What the task asks
Word for word, copy all the data and drop the pictures.
/---
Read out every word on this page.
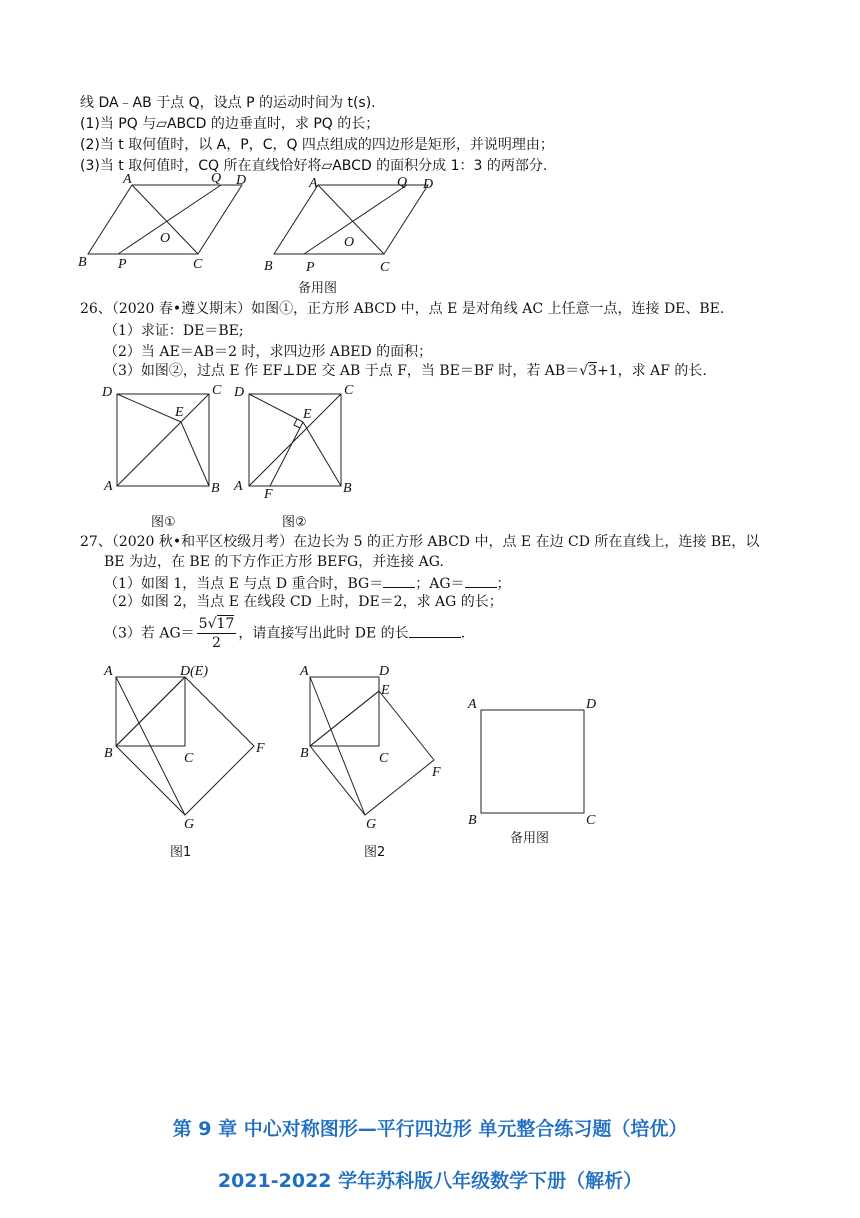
线 DA﹣AB 于点 Q，设点 P 的运动时间为 t(s).
(1)当 PQ 与▱ABCD 的边垂直时，求 PQ 的长；
(2)当 t 取何值时，以 A，P，C，Q 四点组成的四边形是矩形，并说明理由；
(3)当 t 取何值时，CQ 所在直线恰好将▱ABCD 的面积分成 1：3 的两部分.
A	Q D
O
B P	C
A	Q D
O
B P	C
备用图
26、（2020 春•遵义期末）如图①，正方形 ABCD 中，点 E 是对角线 AC 上任意一点，连接 DE、BE.
（1）求证：DE＝BE;
（2）当 AE＝AB＝2 时，求四边形 ABED 的面积；
（3）如图②，过点 E 作 EF⊥DE 交 AB 于点 F，当 BE＝BF 时，若 AB＝√3+1，求 AF 的长.
D	C
E
A	B
图①
D	C
E
A
F	B
图②
27、（2020 秋•和平区校级月考）在边长为 5 的正方形 ABCD 中，点 E 在边 CD 所在直线上，连接 BE，以
BE 为边，在 BE 的下方作正方形 BEFG，并连接 AG.
（1）如图 1，当点 E 与点 D 重合时，BG＝ ；AG＝ ；
（2）如图 2，当点 E 在线段 CD 上时，DE＝2，求 AG 的长；
（3）若 $AG= \frac{5√17}{2}$ ，请直接写出此时 DE 的长	.
A	D(E)
B	C
F
G
图1
A	D
E
B	C
F
G
图2
A	D
B	C
备用图
第 9 章 中心对称图形—平行四边形 单元整合练习题（培优）
2021-2022 学年苏科版八年级数学下册（解析）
\---
Exercise answer
Read out every word on this page.
线 DA﹣AB 于点 Q，设点 P 的运动时间为 t(s).
(1)当 PQ 与▱ABCD 的边垂直时，求 PQ 的长；
(2)当 t 取何值时，以 A，P，C，Q 四点组成的四边形是矩形，并说明理由；
(3)当 t 取何值时，CQ 所在直线恰好将▱ABCD 的面积分成 1：3 的两部分.
A	Q D
O
B P	C
A	Q D
O
B P	C
备用图
26、（2020 春•遵义期末）如图①，正方形 ABCD 中，点 E 是对角线 AC 上任意一点，连接 DE、BE.
（1）求证：DE＝BE;
（2）当 AE＝AB＝2 时，求四边形 ABED 的面积；
（3）如图②，过点 E 作 EF⊥DE 交 AB 于点 F，当 BE＝BF 时，若 AB＝√3+1，求 AF 的长.
D	C
E
A	B
图①
D	C
E
A
F	B
图②
27、（2020 秋•和平区校级月考）在边长为 5 的正方形 ABCD 中，点 E 在边 CD 所在直线上，连接 BE，以
BE 为边，在 BE 的下方作正方形 BEFG，并连接 AG.
（1）如图 1，当点 E 与点 D 重合时，BG＝ ；AG＝ ；
（2）如图 2，当点 E 在线段 CD 上时，DE＝2，求 AG 的长；
（3）若 $AG= \frac{5√17}{2}$ ，请直接写出此时 DE 的长	.
A	D(E)
B	C
F
G
图1
A	D
E
B	C
F
G
图2
A	D
B	C
备用图
第 9 章 中心对称图形—平行四边形 单元整合练习题（培优）
2021-2022 学年苏科版八年级数学下册（解析）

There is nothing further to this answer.